- _Task_
Could you write out every entry exactly as it stands?
▼
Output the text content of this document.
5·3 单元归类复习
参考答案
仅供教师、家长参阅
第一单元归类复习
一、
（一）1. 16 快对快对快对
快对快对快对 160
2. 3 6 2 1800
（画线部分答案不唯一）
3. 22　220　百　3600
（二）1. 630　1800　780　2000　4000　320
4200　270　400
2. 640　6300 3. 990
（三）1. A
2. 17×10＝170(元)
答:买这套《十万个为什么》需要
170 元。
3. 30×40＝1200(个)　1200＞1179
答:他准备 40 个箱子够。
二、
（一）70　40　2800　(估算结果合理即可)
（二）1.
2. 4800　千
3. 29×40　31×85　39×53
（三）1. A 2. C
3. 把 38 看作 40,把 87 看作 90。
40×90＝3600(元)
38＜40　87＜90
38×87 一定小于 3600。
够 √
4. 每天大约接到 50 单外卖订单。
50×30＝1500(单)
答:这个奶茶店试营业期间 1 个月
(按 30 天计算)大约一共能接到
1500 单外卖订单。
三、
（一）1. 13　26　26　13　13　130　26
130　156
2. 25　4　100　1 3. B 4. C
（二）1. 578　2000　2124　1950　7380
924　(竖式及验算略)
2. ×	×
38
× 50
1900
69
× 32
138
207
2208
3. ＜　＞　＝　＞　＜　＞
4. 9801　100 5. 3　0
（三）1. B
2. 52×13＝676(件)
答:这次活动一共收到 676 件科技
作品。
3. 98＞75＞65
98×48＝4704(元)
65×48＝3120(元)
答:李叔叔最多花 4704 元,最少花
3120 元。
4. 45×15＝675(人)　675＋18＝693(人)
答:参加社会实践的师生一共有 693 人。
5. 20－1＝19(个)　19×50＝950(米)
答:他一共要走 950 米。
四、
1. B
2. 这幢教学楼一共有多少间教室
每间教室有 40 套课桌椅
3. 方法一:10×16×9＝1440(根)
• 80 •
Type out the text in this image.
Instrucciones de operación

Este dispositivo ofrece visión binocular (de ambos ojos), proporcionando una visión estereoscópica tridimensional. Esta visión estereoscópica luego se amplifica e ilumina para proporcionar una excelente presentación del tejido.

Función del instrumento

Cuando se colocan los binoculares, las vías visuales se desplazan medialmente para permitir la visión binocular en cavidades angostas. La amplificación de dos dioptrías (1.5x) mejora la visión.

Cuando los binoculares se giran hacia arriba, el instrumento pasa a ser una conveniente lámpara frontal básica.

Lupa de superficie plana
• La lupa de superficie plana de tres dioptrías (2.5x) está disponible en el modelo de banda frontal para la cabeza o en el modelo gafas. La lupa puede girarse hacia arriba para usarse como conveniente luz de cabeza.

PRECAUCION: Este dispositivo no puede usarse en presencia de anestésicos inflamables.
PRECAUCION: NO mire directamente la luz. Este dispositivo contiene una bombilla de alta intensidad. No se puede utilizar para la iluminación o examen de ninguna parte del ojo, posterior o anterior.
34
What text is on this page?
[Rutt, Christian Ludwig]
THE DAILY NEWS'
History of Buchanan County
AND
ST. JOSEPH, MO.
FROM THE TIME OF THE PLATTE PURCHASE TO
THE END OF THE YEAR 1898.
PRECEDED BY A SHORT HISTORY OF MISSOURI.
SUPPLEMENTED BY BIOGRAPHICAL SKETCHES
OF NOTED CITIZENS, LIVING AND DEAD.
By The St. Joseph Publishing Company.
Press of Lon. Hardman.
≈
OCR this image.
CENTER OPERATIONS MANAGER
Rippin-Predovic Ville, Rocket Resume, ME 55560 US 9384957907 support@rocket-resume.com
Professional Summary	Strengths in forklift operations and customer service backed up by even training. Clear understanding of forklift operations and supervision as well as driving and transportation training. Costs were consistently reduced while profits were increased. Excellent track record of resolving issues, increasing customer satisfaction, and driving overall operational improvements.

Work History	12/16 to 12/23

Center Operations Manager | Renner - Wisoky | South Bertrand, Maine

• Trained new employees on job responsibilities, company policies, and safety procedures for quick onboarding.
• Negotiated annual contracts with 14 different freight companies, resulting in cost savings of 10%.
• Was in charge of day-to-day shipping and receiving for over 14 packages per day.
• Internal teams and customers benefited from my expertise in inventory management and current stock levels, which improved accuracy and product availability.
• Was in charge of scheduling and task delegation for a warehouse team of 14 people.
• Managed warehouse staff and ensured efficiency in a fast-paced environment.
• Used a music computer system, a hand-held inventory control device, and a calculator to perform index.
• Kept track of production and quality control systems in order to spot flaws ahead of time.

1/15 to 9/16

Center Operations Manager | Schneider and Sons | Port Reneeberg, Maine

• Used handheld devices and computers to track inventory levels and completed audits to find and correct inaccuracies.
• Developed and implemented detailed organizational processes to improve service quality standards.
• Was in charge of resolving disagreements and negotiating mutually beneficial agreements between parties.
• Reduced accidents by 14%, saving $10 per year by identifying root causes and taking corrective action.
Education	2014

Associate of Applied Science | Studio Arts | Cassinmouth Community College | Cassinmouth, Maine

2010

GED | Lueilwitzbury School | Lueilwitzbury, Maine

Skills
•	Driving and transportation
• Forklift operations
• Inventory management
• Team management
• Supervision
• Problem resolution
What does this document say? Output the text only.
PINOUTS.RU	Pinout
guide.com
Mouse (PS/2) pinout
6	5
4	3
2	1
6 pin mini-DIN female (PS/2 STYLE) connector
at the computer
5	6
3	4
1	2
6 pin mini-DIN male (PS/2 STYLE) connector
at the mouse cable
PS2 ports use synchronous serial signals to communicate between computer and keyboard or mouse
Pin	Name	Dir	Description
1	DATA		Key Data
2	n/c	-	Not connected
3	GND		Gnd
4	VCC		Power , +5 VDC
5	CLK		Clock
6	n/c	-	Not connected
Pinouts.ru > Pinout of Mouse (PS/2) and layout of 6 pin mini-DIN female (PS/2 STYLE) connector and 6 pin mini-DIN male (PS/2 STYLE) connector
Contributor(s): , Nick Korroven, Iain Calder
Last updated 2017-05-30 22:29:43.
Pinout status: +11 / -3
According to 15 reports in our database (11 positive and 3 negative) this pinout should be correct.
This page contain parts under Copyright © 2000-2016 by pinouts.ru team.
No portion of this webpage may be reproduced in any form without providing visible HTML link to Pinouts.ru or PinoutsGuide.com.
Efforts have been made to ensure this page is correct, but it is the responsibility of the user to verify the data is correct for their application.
▲
- _Response to this exercise_
Output the text content of this document.
5·3 单元归类复习
参考答案
仅供教师、家长参阅
第一单元归类复习
一、
（一）1. 16 快对快对快对
快对快对快对 160
2. 3 6 2 1800
（画线部分答案不唯一）
3. 22　220　百　3600
（二）1. 630　1800　780　2000　4000　320
4200　270　400
2. 640　6300 3. 990
（三）1. A
2. 17×10＝170(元)
答:买这套《十万个为什么》需要
170 元。
3. 30×40＝1200(个)　1200＞1179
答:他准备 40 个箱子够。
二、
（一）70　40　2800　(估算结果合理即可)
（二）1.
2. 4800　千
3. 29×40　31×85　39×53
（三）1. A 2. C
3. 把 38 看作 40,把 87 看作 90。
40×90＝3600(元)
38＜40　87＜90
38×87 一定小于 3600。
够 √
4. 每天大约接到 50 单外卖订单。
50×30＝1500(单)
答:这个奶茶店试营业期间 1 个月
(按 30 天计算)大约一共能接到
1500 单外卖订单。
三、
（一）1. 13　26　26　13　13　130　26
130　156
2. 25　4　100　1 3. B 4. C
（二）1. 578　2000　2124　1950　7380
924　(竖式及验算略)
2. ×	×
38
× 50
1900
69
× 32
138
207
2208
3. ＜　＞　＝　＞　＜　＞
4. 9801　100 5. 3　0
（三）1. B
2. 52×13＝676(件)
答:这次活动一共收到 676 件科技
作品。
3. 98＞75＞65
98×48＝4704(元)
65×48＝3120(元)
答:李叔叔最多花 4704 元,最少花
3120 元。
4. 45×15＝675(人)　675＋18＝693(人)
答:参加社会实践的师生一共有 693 人。
5. 20－1＝19(个)　19×50＝950(米)
答:他一共要走 950 米。
四、
1. B
2. 这幢教学楼一共有多少间教室
每间教室有 40 套课桌椅
3. 方法一:10×16×9＝1440(根)
• 80 •
Type out the text in this image.
Instrucciones de operación

Este dispositivo ofrece visión binocular (de ambos ojos), proporcionando una visión estereoscópica tridimensional. Esta visión estereoscópica luego se amplifica e ilumina para proporcionar una excelente presentación del tejido.

Función del instrumento

Cuando se colocan los binoculares, las vías visuales se desplazan medialmente para permitir la visión binocular en cavidades angostas. La amplificación de dos dioptrías (1.5x) mejora la visión.

Cuando los binoculares se giran hacia arriba, el instrumento pasa a ser una conveniente lámpara frontal básica.

Lupa de superficie plana
• La lupa de superficie plana de tres dioptrías (2.5x) está disponible en el modelo de banda frontal para la cabeza o en el modelo gafas. La lupa puede girarse hacia arriba para usarse como conveniente luz de cabeza.

PRECAUCION: Este dispositivo no puede usarse en presencia de anestésicos inflamables.
PRECAUCION: NO mire directamente la luz. Este dispositivo contiene una bombilla de alta intensidad. No se puede utilizar para la iluminación o examen de ninguna parte del ojo, posterior o anterior.
34
What text is on this page?
[Rutt, Christian Ludwig]
THE DAILY NEWS'
History of Buchanan County
AND
ST. JOSEPH, MO.
FROM THE TIME OF THE PLATTE PURCHASE TO
THE END OF THE YEAR 1898.
PRECEDED BY A SHORT HISTORY OF MISSOURI.
SUPPLEMENTED BY BIOGRAPHICAL SKETCHES
OF NOTED CITIZENS, LIVING AND DEAD.
By The St. Joseph Publishing Company.
Press of Lon. Hardman.
≈
OCR this image.
CENTER OPERATIONS MANAGER
Rippin-Predovic Ville, Rocket Resume, ME 55560 US 9384957907 support@rocket-resume.com
Professional Summary	Strengths in forklift operations and customer service backed up by even training. Clear understanding of forklift operations and supervision as well as driving and transportation training. Costs were consistently reduced while profits were increased. Excellent track record of resolving issues, increasing customer satisfaction, and driving overall operational improvements.

Work History	12/16 to 12/23

Center Operations Manager | Renner - Wisoky | South Bertrand, Maine

• Trained new employees on job responsibilities, company policies, and safety procedures for quick onboarding.
• Negotiated annual contracts with 14 different freight companies, resulting in cost savings of 10%.
• Was in charge of day-to-day shipping and receiving for over 14 packages per day.
• Internal teams and customers benefited from my expertise in inventory management and current stock levels, which improved accuracy and product availability.
• Was in charge of scheduling and task delegation for a warehouse team of 14 people.
• Managed warehouse staff and ensured efficiency in a fast-paced environment.
• Used a music computer system, a hand-held inventory control device, and a calculator to perform index.
• Kept track of production and quality control systems in order to spot flaws ahead of time.

1/15 to 9/16

Center Operations Manager | Schneider and Sons | Port Reneeberg, Maine

• Used handheld devices and computers to track inventory levels and completed audits to find and correct inaccuracies.
• Developed and implemented detailed organizational processes to improve service quality standards.
• Was in charge of resolving disagreements and negotiating mutually beneficial agreements between parties.
• Reduced accidents by 14%, saving $10 per year by identifying root causes and taking corrective action.
Education	2014

Associate of Applied Science | Studio Arts | Cassinmouth Community College | Cassinmouth, Maine

2010

GED | Lueilwitzbury School | Lueilwitzbury, Maine

Skills
•	Driving and transportation
• Forklift operations
• Inventory management
• Team management
• Supervision
• Problem resolution
What does this document say? Output the text only.
PINOUTS.RU	Pinout
guide.com
Mouse (PS/2) pinout
6	5
4	3
2	1
6 pin mini-DIN female (PS/2 STYLE) connector
at the computer
5	6
3	4
1	2
6 pin mini-DIN male (PS/2 STYLE) connector
at the mouse cable
PS2 ports use synchronous serial signals to communicate between computer and keyboard or mouse
Pin	Name	Dir	Description
1	DATA		Key Data
2	n/c	-	Not connected
3	GND		Gnd
4	VCC		Power , +5 VDC
5	CLK		Clock
6	n/c	-	Not connected
Pinouts.ru > Pinout of Mouse (PS/2) and layout of 6 pin mini-DIN female (PS/2 STYLE) connector and 6 pin mini-DIN male (PS/2 STYLE) connector
Contributor(s): , Nick Korroven, Iain Calder
Last updated 2017-05-30 22:29:43.
Pinout status: +11 / -3
According to 15 reports in our database (11 positive and 3 negative) this pinout should be correct.
This page contain parts under Copyright © 2000-2016 by pinouts.ru team.
No portion of this webpage may be reproduced in any form without providing visible HTML link to Pinouts.ru or PinoutsGuide.com.
Efforts have been made to ensure this page is correct, but it is the responsibility of the user to verify the data is correct for their application.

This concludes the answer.